Selected extract:
Putting this fish on ice was far from easy

By MARK HENCKEL

Montana Outdoors

Fort Peck produces another huge walleye | Putting this fish on ice was far from easy

Kate Bahr never got a chance to go along on the big ice fishing trip to Fourchette Bay on Fort Peck Reservoir in other years.

Her husband, Bob, and son would go, but working for the Post Office, Kate said December was simply too busy a time for her to leave her job.

But after 20 years helping deliver the mail, the Great Falls woman finally had enough seniority to go fishing. In late December, Kate and Bob joined the group of anglers who made the annual trek. The end result was a 16.2-pound walleye she pulled through the ice on Dec. 30, one of just a handful of walleyes ever caught in Montana that cracked the 16-pound barrier.

And while it's easy to say that landing any 16-pound walleye isn't an easy feat, this one posed some special problems.

"It took us a while," Kate said and laughed. "It was our fourth day there and it was really cold - 3 degrees, maybe. We had left the tip-ups out overnight in a snowstorm. We got about 4 inches of snow and a lot of blowing.

"I found our tip-up, but it was frozen in with a good two inches of ice. Bob chipped it free and I set the hook. I said, 'OK, we got 'im.' Then Bob chipped some more," she said.

"We could see the walleye swim past the hole under the ice and knew we had a fish, but we didn't know what it was or how big it was. Bob told me when I saw the fish's head, to pull it up. But when I did, it got stuck and Bob gaffed it," Kate said. "All that was sticking up above the ice was the gaff and part of the head of the fish."

Instruction 1:
Reproduce the walleye article word for word from "Montana Outdoors" up to and including "leave her job.".
Instruction 2:
In the walleye article, how much did the fish Kate Bahr pulled through the ice on Dec. 30 weigh?

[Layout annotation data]
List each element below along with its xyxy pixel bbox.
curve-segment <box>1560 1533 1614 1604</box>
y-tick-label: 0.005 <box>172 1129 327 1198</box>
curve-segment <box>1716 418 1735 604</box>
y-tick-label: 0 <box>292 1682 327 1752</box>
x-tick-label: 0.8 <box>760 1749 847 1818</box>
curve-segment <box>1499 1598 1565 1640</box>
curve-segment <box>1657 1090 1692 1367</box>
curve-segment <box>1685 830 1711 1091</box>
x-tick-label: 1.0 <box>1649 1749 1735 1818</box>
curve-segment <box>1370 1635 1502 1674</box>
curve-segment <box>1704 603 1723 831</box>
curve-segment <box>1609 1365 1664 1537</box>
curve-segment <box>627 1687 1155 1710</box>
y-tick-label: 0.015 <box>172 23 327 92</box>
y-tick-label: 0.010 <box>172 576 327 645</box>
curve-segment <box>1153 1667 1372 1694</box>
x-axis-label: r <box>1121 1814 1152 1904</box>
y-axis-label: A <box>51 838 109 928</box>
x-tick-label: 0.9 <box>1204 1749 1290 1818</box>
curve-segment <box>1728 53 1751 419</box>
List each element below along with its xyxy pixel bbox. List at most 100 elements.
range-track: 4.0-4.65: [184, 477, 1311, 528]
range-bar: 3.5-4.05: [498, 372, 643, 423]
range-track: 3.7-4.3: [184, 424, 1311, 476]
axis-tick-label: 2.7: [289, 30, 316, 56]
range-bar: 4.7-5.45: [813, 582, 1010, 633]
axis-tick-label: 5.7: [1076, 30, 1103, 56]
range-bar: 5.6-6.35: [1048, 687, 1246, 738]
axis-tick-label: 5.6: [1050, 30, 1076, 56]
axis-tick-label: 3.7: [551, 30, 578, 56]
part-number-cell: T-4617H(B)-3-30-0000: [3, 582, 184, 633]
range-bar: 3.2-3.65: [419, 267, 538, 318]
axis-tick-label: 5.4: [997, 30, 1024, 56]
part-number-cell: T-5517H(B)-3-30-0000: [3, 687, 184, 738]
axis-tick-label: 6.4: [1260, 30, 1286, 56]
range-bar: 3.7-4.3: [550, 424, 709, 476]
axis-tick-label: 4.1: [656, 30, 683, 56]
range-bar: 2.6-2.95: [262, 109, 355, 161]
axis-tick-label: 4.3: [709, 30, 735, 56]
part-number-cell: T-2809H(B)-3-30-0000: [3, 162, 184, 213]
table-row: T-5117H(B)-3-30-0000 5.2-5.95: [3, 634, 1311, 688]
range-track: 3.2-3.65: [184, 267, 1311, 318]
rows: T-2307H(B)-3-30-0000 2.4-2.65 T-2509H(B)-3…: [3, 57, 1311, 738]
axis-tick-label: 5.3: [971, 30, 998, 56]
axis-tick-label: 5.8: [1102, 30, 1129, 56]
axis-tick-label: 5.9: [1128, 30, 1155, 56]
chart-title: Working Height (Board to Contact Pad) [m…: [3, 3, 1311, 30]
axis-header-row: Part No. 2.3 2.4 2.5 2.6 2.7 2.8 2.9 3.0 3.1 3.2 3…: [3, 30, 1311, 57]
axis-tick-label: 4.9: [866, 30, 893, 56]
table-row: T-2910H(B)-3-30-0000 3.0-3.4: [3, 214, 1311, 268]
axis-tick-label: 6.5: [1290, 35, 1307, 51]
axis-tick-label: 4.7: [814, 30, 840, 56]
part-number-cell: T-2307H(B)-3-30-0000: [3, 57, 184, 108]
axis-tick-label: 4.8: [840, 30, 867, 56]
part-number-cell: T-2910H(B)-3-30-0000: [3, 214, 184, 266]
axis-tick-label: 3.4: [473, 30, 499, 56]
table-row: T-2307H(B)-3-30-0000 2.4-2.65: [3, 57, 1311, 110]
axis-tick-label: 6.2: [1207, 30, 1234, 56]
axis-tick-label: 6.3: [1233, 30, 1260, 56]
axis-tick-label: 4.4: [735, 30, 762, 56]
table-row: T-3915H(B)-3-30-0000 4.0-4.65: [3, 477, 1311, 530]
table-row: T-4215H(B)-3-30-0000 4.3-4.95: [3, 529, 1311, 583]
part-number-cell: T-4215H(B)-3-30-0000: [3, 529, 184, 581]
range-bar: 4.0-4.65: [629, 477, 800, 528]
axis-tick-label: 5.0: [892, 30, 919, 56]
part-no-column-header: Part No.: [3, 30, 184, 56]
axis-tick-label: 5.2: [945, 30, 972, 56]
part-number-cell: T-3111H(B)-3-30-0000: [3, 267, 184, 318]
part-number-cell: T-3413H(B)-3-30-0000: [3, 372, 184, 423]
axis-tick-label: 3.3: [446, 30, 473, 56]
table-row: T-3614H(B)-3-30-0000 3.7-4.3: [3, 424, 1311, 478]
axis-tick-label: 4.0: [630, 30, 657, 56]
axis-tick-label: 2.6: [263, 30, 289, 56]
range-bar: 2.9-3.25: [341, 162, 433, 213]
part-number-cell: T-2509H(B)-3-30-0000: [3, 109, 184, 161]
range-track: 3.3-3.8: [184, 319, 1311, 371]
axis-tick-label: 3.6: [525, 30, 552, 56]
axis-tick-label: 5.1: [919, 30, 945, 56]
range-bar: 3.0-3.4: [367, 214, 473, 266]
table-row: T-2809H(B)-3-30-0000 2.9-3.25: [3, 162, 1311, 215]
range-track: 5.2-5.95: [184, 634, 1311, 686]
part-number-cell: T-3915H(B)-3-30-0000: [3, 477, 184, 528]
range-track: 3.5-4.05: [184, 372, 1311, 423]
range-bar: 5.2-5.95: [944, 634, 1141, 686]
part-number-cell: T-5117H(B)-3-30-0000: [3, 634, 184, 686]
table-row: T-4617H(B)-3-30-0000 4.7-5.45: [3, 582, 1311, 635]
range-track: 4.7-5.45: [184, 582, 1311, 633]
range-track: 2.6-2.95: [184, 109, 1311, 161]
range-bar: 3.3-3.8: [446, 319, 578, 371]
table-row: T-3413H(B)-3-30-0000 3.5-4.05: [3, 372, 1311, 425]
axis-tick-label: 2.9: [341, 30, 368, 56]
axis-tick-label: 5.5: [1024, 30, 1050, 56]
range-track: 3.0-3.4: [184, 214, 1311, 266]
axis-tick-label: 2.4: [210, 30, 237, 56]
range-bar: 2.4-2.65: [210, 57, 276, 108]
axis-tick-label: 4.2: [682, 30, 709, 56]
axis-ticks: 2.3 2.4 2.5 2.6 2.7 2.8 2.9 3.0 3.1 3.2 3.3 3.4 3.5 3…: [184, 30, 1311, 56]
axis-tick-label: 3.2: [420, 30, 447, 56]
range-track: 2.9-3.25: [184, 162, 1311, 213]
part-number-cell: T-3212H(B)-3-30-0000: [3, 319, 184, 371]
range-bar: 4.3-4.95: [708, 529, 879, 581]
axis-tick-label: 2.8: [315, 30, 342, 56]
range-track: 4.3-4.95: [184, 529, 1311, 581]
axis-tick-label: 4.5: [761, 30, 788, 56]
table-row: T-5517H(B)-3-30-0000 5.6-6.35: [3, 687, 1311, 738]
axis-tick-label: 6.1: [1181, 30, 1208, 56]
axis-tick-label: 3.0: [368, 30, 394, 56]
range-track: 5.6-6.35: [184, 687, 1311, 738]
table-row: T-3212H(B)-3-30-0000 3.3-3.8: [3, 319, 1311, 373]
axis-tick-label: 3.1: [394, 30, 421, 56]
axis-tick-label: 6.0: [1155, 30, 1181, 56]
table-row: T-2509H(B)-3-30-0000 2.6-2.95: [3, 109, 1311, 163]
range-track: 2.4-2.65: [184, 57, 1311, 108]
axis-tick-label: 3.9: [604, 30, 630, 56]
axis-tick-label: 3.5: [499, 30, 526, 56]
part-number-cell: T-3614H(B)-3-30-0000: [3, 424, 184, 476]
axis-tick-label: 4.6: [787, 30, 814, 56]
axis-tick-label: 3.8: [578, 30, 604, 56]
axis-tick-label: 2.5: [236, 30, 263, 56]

Correct response 1:
Montana Outdoors

Fort Peck produces another huge walleye | Putting this fish on ice was far from easy

Kate Bahr never got a chance to go along on the big ice fishing trip to Fourchette Bay on Fort Peck Reservoir in other years.

Her husband, Bob, and son would go, but working for the Post Office, Kate said December was simply too busy a time for her to leave her job.

Correct response 2:
16.2 pounds